§ Data shown:
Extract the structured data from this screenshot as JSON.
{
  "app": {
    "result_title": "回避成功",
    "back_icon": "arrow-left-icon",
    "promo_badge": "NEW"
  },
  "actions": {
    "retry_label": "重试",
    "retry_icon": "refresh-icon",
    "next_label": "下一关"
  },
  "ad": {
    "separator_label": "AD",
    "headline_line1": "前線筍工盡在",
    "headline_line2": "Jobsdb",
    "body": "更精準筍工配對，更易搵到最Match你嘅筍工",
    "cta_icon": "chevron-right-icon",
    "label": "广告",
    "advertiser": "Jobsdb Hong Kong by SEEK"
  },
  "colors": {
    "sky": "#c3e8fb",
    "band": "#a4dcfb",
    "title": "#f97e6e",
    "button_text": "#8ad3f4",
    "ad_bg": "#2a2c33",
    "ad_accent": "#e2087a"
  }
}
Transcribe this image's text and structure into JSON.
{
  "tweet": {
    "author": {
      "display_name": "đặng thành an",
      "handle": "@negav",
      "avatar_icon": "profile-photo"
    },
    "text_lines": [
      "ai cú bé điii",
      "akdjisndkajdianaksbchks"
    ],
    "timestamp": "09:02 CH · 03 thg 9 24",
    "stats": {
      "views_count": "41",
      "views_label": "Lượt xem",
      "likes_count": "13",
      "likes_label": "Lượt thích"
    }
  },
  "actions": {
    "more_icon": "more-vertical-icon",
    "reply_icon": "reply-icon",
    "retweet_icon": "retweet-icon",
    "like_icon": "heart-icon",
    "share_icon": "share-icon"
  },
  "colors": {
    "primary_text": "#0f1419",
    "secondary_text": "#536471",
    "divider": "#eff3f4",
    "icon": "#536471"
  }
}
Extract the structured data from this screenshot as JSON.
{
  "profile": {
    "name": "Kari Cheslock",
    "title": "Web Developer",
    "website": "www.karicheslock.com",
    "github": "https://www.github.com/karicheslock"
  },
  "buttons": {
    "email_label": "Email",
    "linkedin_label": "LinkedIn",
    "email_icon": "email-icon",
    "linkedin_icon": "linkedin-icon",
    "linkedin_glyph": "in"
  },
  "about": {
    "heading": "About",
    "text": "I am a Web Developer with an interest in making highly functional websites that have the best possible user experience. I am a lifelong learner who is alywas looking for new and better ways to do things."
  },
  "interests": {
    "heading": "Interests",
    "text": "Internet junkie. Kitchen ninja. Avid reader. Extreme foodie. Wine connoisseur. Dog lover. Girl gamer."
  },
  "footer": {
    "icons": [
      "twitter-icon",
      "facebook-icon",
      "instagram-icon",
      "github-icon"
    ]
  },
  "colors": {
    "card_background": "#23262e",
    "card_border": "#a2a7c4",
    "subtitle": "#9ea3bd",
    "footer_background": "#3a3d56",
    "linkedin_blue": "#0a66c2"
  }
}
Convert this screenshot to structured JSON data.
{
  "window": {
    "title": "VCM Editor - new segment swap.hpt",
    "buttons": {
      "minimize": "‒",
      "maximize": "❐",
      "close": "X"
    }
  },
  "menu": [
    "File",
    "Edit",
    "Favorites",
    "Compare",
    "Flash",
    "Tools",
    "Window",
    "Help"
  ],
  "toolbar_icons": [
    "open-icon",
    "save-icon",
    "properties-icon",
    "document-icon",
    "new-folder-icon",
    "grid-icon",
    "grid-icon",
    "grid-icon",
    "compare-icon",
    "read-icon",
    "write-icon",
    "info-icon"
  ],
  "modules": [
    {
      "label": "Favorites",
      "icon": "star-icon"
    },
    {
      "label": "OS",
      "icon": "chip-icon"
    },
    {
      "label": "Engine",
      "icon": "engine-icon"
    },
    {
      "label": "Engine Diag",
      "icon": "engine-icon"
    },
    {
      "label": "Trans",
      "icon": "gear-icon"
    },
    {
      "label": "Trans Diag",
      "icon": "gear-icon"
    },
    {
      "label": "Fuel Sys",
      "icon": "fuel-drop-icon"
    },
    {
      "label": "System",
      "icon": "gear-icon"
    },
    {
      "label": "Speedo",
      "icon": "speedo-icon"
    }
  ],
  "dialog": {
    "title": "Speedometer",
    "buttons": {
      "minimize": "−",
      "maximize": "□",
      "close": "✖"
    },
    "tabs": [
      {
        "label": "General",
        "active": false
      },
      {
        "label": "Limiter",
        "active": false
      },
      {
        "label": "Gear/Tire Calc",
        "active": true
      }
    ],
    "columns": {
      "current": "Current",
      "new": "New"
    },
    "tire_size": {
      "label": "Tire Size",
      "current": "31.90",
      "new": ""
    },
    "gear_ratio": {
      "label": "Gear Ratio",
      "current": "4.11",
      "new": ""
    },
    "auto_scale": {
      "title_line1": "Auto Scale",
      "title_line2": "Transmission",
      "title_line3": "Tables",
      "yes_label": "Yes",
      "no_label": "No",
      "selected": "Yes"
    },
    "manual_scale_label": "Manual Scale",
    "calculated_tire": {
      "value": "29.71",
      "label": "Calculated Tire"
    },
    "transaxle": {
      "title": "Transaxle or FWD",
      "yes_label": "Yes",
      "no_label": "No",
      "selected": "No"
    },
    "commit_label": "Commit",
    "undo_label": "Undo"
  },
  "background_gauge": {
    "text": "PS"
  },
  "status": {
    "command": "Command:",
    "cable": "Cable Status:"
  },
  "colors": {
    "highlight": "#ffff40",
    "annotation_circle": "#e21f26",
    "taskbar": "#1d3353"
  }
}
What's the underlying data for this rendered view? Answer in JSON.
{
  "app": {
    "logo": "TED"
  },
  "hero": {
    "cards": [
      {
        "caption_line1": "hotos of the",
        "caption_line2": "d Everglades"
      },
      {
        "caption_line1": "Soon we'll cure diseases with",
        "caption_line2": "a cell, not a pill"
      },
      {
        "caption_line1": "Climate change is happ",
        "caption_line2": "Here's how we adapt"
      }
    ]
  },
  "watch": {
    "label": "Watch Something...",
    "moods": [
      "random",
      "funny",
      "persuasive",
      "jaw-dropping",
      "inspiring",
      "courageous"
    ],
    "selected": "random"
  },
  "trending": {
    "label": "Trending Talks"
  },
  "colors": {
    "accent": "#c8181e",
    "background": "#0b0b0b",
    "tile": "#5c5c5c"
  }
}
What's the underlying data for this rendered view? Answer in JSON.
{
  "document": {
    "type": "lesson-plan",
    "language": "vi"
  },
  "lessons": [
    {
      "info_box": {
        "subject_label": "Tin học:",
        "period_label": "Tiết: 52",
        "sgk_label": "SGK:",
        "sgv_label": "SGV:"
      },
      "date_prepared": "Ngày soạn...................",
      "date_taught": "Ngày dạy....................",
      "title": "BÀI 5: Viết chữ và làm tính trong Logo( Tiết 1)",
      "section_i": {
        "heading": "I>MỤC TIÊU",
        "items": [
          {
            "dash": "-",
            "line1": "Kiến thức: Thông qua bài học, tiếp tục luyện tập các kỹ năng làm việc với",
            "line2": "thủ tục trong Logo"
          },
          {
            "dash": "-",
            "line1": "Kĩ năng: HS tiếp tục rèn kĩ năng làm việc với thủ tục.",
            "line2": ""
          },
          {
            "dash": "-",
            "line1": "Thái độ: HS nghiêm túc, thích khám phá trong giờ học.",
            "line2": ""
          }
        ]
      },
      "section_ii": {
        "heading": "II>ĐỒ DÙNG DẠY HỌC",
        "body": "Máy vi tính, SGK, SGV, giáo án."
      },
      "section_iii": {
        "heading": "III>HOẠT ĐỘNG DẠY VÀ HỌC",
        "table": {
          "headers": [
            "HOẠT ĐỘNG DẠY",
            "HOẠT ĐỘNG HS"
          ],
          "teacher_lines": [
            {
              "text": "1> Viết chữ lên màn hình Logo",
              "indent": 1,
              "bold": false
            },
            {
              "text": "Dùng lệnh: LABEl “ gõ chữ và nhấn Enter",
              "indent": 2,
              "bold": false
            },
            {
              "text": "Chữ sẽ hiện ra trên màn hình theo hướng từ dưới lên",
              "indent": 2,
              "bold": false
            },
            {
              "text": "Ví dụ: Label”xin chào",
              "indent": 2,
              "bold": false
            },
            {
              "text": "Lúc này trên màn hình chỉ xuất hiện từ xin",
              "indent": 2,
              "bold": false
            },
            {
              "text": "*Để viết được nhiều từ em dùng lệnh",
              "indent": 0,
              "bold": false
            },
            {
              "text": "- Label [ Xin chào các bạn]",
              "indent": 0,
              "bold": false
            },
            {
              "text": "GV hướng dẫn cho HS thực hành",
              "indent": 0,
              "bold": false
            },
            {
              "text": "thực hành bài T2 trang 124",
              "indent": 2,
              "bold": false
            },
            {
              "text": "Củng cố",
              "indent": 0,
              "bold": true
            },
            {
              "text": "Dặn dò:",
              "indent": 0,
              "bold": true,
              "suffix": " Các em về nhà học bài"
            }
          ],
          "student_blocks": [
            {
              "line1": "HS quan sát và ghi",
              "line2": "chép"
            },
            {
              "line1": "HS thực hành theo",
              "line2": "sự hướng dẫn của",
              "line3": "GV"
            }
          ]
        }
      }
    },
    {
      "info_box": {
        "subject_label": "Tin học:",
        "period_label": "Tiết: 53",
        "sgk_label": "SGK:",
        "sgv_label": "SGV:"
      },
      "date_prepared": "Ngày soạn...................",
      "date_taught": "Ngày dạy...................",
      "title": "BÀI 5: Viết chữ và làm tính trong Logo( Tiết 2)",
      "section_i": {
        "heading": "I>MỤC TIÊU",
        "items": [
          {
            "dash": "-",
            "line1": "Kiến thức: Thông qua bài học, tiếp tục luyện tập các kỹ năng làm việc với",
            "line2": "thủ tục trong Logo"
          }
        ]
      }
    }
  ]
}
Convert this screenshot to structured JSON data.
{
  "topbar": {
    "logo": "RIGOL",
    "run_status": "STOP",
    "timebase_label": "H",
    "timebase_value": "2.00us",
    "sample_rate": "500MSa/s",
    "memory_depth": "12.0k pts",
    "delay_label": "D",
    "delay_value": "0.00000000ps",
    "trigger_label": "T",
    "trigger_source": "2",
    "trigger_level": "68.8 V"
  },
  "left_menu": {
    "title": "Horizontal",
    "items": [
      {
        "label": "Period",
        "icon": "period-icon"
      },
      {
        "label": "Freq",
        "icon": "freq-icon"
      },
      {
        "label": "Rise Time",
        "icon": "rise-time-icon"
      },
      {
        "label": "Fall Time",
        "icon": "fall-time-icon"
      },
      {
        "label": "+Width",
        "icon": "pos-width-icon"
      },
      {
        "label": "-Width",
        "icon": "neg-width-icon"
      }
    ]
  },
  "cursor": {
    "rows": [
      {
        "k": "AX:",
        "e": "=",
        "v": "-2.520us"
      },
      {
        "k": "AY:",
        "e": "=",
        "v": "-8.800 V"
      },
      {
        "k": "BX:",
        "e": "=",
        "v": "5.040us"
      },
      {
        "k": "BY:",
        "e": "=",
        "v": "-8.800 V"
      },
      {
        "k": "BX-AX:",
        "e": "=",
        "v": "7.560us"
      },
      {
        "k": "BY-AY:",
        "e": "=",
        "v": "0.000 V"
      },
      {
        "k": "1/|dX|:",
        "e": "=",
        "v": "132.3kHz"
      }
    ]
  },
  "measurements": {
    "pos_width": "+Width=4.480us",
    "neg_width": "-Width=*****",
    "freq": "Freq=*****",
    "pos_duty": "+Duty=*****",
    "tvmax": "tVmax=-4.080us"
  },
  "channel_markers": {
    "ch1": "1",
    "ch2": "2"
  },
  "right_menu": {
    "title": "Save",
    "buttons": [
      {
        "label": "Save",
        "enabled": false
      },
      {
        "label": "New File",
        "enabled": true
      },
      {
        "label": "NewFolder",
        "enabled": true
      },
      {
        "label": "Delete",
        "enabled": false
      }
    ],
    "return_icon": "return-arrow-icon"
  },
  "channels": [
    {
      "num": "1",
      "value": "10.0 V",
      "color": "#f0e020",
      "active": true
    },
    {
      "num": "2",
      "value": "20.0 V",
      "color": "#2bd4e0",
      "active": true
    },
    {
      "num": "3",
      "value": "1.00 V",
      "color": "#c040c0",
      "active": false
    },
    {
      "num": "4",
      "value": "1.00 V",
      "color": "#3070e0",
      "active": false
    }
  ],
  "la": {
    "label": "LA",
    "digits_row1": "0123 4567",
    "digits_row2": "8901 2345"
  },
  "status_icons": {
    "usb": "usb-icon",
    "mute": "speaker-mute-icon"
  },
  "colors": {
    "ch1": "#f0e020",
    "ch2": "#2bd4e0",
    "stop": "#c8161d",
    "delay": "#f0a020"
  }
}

§ What is needed: Check every line of the data above for the string "Jobsdb", and copy those that have it.

§ Task result:
    "headline_line2": "Jobsdb",
    "advertiser": "Jobsdb Hong Kong by SEEK"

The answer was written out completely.